§ Data for this task

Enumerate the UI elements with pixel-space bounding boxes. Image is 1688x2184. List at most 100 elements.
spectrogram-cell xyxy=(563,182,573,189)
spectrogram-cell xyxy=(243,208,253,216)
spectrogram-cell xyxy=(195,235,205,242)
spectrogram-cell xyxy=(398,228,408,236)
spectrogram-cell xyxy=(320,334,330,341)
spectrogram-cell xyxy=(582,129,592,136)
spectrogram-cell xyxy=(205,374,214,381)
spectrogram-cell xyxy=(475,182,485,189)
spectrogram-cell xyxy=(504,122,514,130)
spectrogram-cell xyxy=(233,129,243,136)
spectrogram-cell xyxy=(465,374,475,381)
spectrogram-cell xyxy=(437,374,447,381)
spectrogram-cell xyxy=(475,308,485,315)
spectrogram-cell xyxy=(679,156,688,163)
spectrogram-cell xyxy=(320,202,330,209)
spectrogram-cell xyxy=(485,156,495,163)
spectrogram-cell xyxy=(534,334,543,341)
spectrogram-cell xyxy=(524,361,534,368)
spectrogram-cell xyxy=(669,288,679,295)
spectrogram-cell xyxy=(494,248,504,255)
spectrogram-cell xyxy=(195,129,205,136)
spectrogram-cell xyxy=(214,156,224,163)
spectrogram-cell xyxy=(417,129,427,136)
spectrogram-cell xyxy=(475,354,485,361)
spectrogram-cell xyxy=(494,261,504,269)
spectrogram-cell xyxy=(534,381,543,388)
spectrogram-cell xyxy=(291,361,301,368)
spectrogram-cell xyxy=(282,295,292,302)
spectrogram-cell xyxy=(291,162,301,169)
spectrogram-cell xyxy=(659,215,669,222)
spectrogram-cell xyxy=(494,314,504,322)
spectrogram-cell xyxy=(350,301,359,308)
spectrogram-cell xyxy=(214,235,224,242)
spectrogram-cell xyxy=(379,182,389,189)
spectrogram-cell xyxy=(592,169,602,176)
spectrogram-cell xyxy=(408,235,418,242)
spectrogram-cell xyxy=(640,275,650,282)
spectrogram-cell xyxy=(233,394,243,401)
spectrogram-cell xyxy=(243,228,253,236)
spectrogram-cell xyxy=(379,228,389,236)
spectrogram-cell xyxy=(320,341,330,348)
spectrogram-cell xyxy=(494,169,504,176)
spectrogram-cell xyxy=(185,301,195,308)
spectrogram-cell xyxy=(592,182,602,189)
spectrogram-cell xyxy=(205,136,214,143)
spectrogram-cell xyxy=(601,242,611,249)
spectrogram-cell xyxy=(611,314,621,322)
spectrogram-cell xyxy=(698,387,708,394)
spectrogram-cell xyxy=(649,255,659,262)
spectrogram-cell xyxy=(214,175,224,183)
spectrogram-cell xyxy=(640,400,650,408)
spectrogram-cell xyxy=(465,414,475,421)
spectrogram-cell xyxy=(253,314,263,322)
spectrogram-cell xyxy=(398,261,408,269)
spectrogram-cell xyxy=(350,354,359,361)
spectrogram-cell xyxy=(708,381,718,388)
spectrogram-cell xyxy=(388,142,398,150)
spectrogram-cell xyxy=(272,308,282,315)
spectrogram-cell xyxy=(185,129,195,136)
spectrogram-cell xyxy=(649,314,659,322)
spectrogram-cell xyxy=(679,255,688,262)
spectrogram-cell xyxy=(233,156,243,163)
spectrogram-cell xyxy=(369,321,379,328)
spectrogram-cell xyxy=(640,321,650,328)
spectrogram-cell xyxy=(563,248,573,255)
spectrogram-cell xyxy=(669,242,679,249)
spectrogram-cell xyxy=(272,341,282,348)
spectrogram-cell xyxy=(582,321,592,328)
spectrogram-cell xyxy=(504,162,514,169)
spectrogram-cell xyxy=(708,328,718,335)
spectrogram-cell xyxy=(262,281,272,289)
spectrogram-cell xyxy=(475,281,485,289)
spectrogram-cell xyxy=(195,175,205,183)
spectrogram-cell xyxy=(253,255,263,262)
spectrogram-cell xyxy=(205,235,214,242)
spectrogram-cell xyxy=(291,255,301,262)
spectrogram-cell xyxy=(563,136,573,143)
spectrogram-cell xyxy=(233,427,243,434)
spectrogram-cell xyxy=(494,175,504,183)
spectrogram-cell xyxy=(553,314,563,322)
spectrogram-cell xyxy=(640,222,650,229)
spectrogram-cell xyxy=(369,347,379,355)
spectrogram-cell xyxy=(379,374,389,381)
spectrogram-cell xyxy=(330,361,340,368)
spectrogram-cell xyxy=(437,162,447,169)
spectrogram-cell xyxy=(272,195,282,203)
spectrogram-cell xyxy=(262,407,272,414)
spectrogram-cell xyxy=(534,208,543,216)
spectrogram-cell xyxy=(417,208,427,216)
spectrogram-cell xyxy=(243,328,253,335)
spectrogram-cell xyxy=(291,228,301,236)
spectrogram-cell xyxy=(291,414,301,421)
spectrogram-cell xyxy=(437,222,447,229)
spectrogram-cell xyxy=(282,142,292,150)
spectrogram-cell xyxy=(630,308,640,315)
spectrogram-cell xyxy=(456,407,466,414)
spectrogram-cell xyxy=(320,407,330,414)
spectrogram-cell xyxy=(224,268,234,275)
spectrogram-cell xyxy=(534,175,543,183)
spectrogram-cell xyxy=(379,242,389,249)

§ Task brief
Rewrite all of the records with "Enumerate" replaced by "Identify", leaving everything else unchanged.

§ Result below
Identify the UI elements with pixel-space bounding boxes. Image is 1688x2184. List at most 100 elements.
spectrogram-cell xyxy=(563,182,573,189)
spectrogram-cell xyxy=(243,208,253,216)
spectrogram-cell xyxy=(195,235,205,242)
spectrogram-cell xyxy=(398,228,408,236)
spectrogram-cell xyxy=(320,334,330,341)
spectrogram-cell xyxy=(582,129,592,136)
spectrogram-cell xyxy=(205,374,214,381)
spectrogram-cell xyxy=(475,182,485,189)
spectrogram-cell xyxy=(504,122,514,130)
spectrogram-cell xyxy=(233,129,243,136)
spectrogram-cell xyxy=(465,374,475,381)
spectrogram-cell xyxy=(437,374,447,381)
spectrogram-cell xyxy=(475,308,485,315)
spectrogram-cell xyxy=(679,156,688,163)
spectrogram-cell xyxy=(320,202,330,209)
spectrogram-cell xyxy=(485,156,495,163)
spectrogram-cell xyxy=(534,334,543,341)
spectrogram-cell xyxy=(524,361,534,368)
spectrogram-cell xyxy=(669,288,679,295)
spectrogram-cell xyxy=(494,248,504,255)
spectrogram-cell xyxy=(195,129,205,136)
spectrogram-cell xyxy=(214,156,224,163)
spectrogram-cell xyxy=(417,129,427,136)
spectrogram-cell xyxy=(475,354,485,361)
spectrogram-cell xyxy=(494,261,504,269)
spectrogram-cell xyxy=(534,381,543,388)
spectrogram-cell xyxy=(291,361,301,368)
spectrogram-cell xyxy=(282,295,292,302)
spectrogram-cell xyxy=(291,162,301,169)
spectrogram-cell xyxy=(659,215,669,222)
spectrogram-cell xyxy=(494,314,504,322)
spectrogram-cell xyxy=(350,301,359,308)
spectrogram-cell xyxy=(214,235,224,242)
spectrogram-cell xyxy=(379,182,389,189)
spectrogram-cell xyxy=(592,169,602,176)
spectrogram-cell xyxy=(408,235,418,242)
spectrogram-cell xyxy=(640,275,650,282)
spectrogram-cell xyxy=(233,394,243,401)
spectrogram-cell xyxy=(243,228,253,236)
spectrogram-cell xyxy=(379,228,389,236)
spectrogram-cell xyxy=(320,341,330,348)
spectrogram-cell xyxy=(494,169,504,176)
spectrogram-cell xyxy=(185,301,195,308)
spectrogram-cell xyxy=(592,182,602,189)
spectrogram-cell xyxy=(205,136,214,143)
spectrogram-cell xyxy=(601,242,611,249)
spectrogram-cell xyxy=(611,314,621,322)
spectrogram-cell xyxy=(698,387,708,394)
spectrogram-cell xyxy=(649,255,659,262)
spectrogram-cell xyxy=(214,175,224,183)
spectrogram-cell xyxy=(640,400,650,408)
spectrogram-cell xyxy=(465,414,475,421)
spectrogram-cell xyxy=(253,314,263,322)
spectrogram-cell xyxy=(398,261,408,269)
spectrogram-cell xyxy=(350,354,359,361)
spectrogram-cell xyxy=(708,381,718,388)
spectrogram-cell xyxy=(388,142,398,150)
spectrogram-cell xyxy=(272,308,282,315)
spectrogram-cell xyxy=(185,129,195,136)
spectrogram-cell xyxy=(649,314,659,322)
spectrogram-cell xyxy=(679,255,688,262)
spectrogram-cell xyxy=(233,156,243,163)
spectrogram-cell xyxy=(369,321,379,328)
spectrogram-cell xyxy=(640,321,650,328)
spectrogram-cell xyxy=(563,248,573,255)
spectrogram-cell xyxy=(669,242,679,249)
spectrogram-cell xyxy=(272,341,282,348)
spectrogram-cell xyxy=(582,321,592,328)
spectrogram-cell xyxy=(504,162,514,169)
spectrogram-cell xyxy=(708,328,718,335)
spectrogram-cell xyxy=(262,281,272,289)
spectrogram-cell xyxy=(475,281,485,289)
spectrogram-cell xyxy=(195,175,205,183)
spectrogram-cell xyxy=(253,255,263,262)
spectrogram-cell xyxy=(205,235,214,242)
spectrogram-cell xyxy=(291,255,301,262)
spectrogram-cell xyxy=(563,136,573,143)
spectrogram-cell xyxy=(233,427,243,434)
spectrogram-cell xyxy=(494,175,504,183)
spectrogram-cell xyxy=(553,314,563,322)
spectrogram-cell xyxy=(640,222,650,229)
spectrogram-cell xyxy=(369,347,379,355)
spectrogram-cell xyxy=(379,374,389,381)
spectrogram-cell xyxy=(330,361,340,368)
spectrogram-cell xyxy=(437,162,447,169)
spectrogram-cell xyxy=(272,195,282,203)
spectrogram-cell xyxy=(262,407,272,414)
spectrogram-cell xyxy=(534,208,543,216)
spectrogram-cell xyxy=(417,208,427,216)
spectrogram-cell xyxy=(243,328,253,335)
spectrogram-cell xyxy=(291,228,301,236)
spectrogram-cell xyxy=(291,414,301,421)
spectrogram-cell xyxy=(437,222,447,229)
spectrogram-cell xyxy=(282,142,292,150)
spectrogram-cell xyxy=(630,308,640,315)
spectrogram-cell xyxy=(456,407,466,414)
spectrogram-cell xyxy=(320,407,330,414)
spectrogram-cell xyxy=(224,268,234,275)
spectrogram-cell xyxy=(534,175,543,183)
spectrogram-cell xyxy=(379,242,389,249)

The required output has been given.